→ **Task description**
Count the lines containing "Standard". Give the number alone.

Rows from a dataset
......
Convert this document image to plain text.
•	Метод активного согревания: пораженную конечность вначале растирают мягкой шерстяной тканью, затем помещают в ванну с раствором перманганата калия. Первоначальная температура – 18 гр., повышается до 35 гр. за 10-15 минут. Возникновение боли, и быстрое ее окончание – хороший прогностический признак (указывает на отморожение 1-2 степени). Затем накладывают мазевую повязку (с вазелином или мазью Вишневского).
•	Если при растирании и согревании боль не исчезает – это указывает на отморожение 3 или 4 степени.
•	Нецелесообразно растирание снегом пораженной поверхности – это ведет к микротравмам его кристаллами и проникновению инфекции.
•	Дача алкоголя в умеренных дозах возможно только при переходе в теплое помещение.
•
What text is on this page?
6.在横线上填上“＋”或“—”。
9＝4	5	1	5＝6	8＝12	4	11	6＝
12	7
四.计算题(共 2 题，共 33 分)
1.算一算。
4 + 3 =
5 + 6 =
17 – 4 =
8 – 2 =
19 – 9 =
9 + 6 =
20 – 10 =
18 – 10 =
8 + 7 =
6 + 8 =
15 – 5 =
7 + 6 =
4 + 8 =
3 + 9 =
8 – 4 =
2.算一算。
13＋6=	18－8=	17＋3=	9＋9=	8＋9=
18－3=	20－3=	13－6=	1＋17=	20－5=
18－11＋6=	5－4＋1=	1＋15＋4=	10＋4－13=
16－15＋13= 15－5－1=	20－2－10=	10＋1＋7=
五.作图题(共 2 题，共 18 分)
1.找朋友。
......
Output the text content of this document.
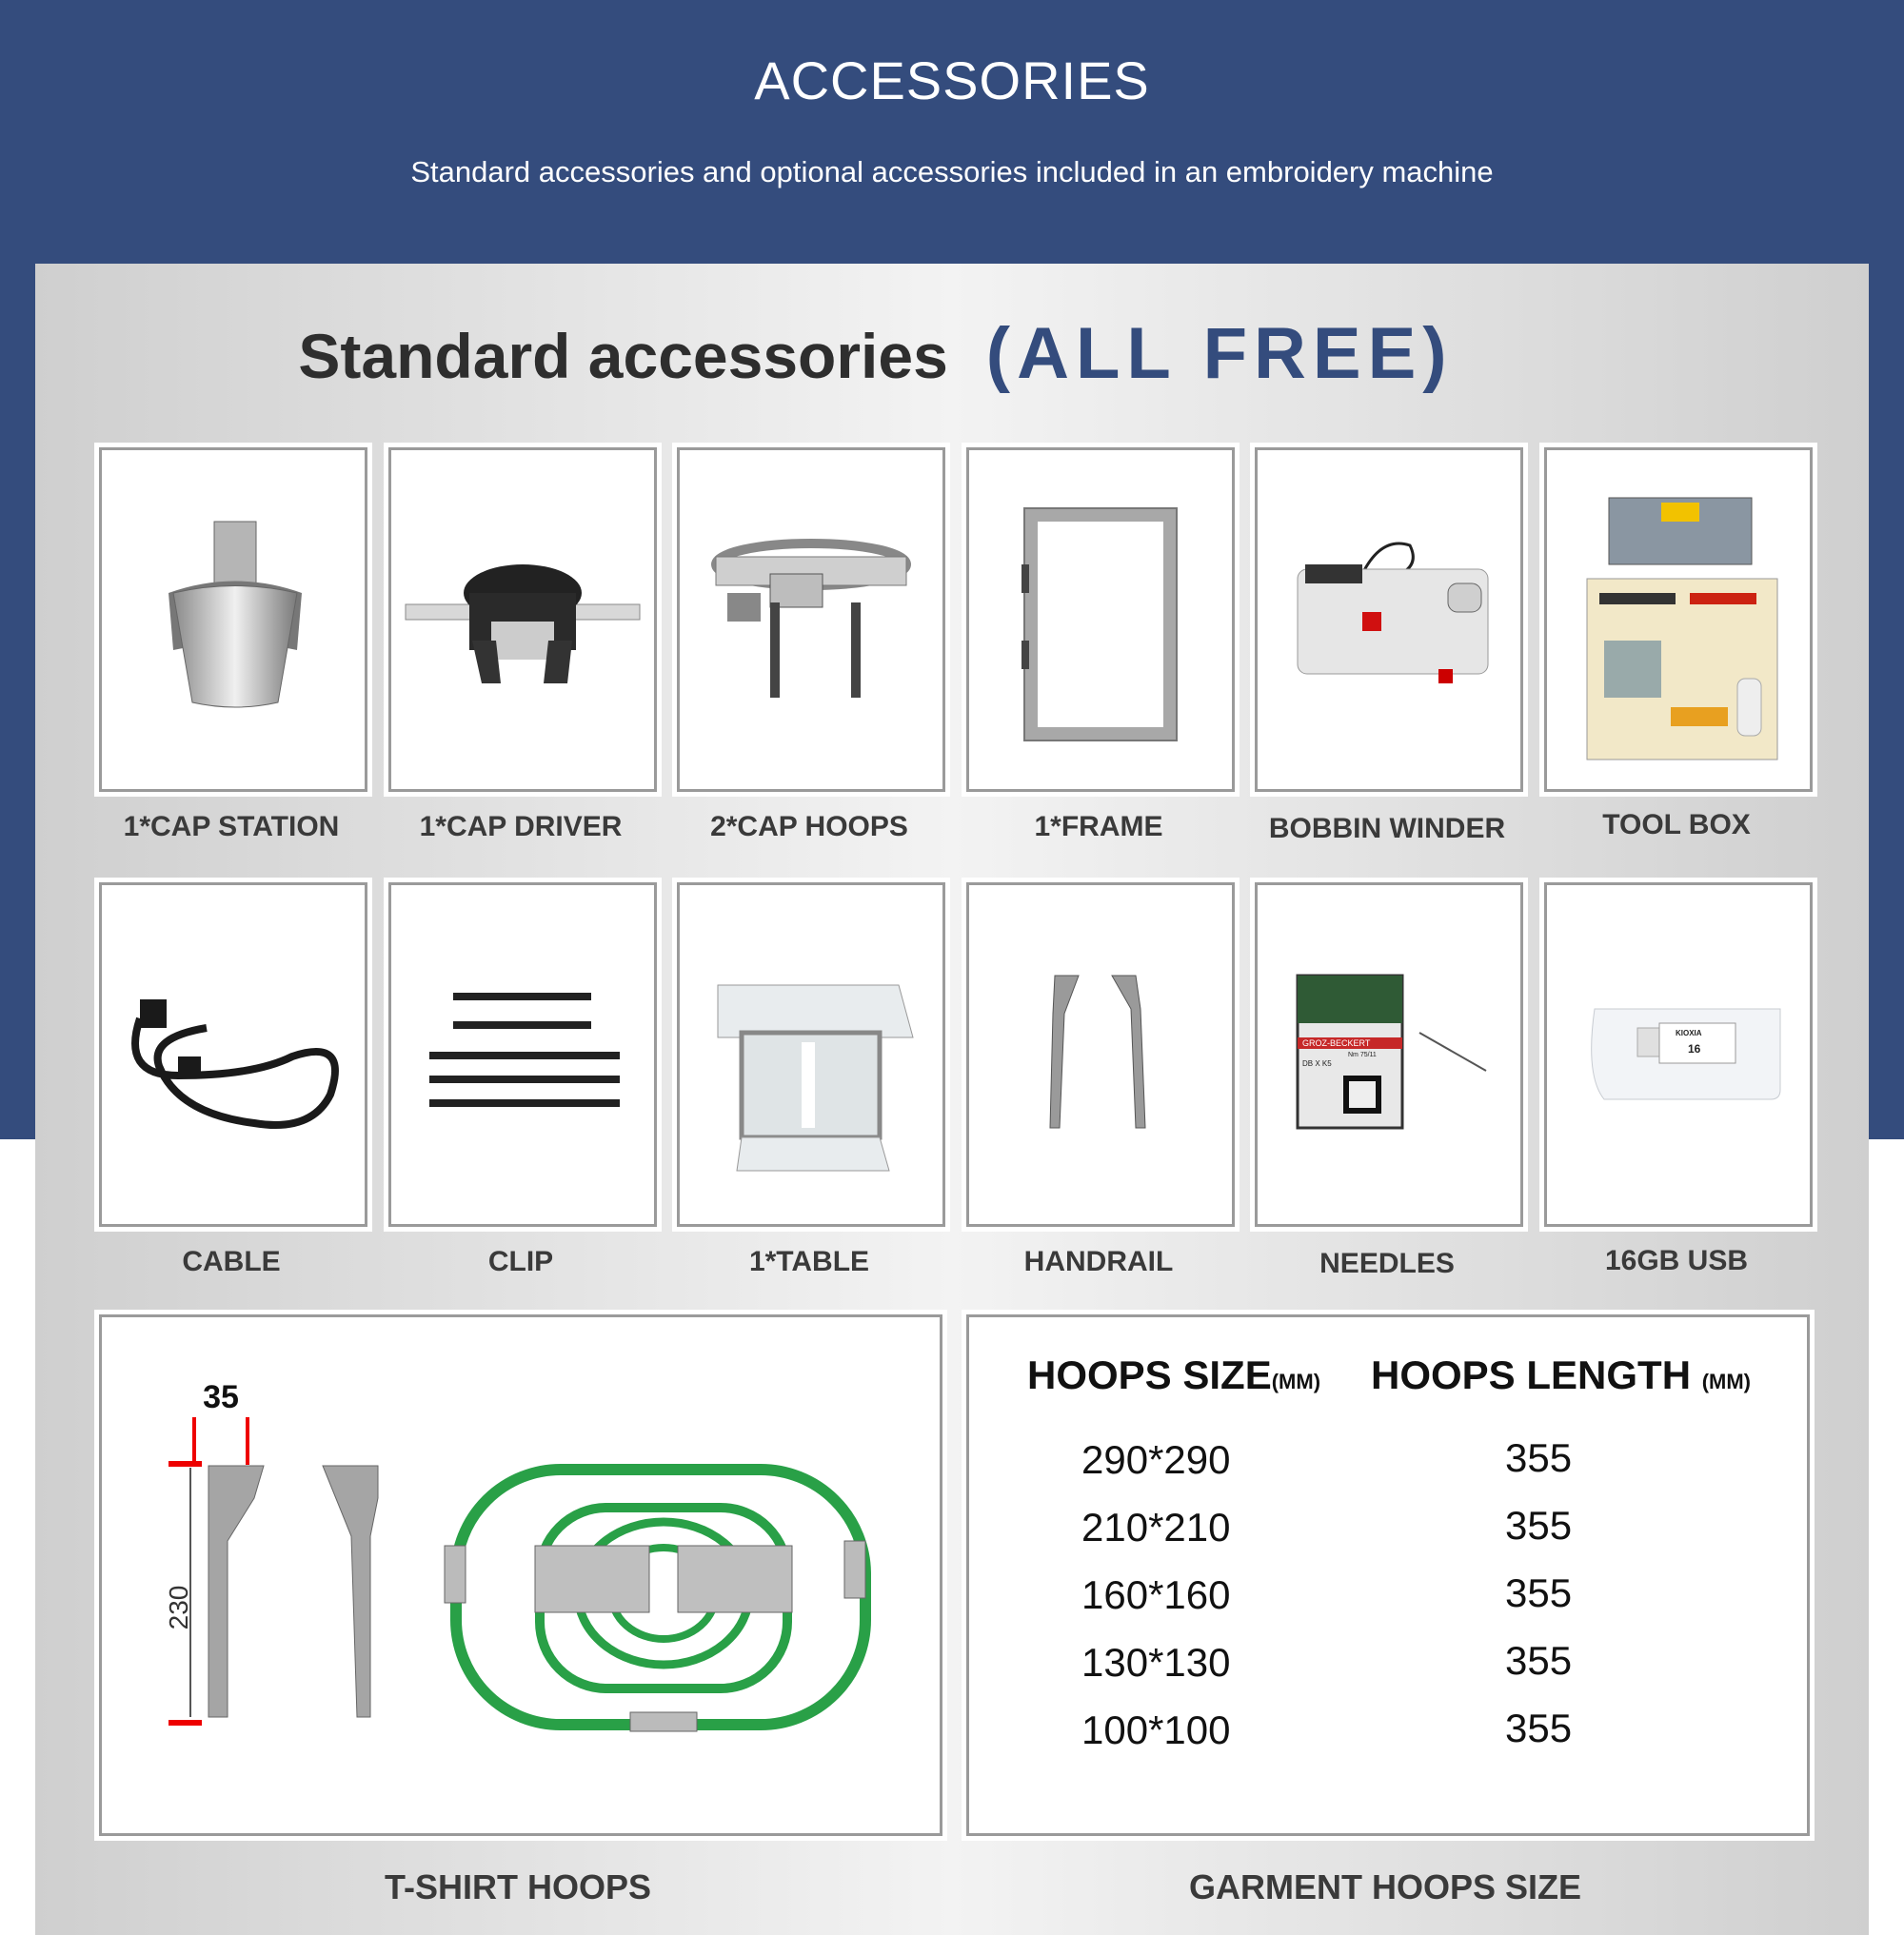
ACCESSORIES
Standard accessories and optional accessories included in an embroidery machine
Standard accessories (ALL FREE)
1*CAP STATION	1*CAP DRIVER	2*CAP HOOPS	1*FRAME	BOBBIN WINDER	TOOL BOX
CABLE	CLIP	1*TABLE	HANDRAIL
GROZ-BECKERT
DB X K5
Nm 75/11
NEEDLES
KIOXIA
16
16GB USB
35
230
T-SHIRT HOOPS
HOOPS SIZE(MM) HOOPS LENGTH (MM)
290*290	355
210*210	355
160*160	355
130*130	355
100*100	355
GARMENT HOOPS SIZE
......
→ **Answer to the exercise**
2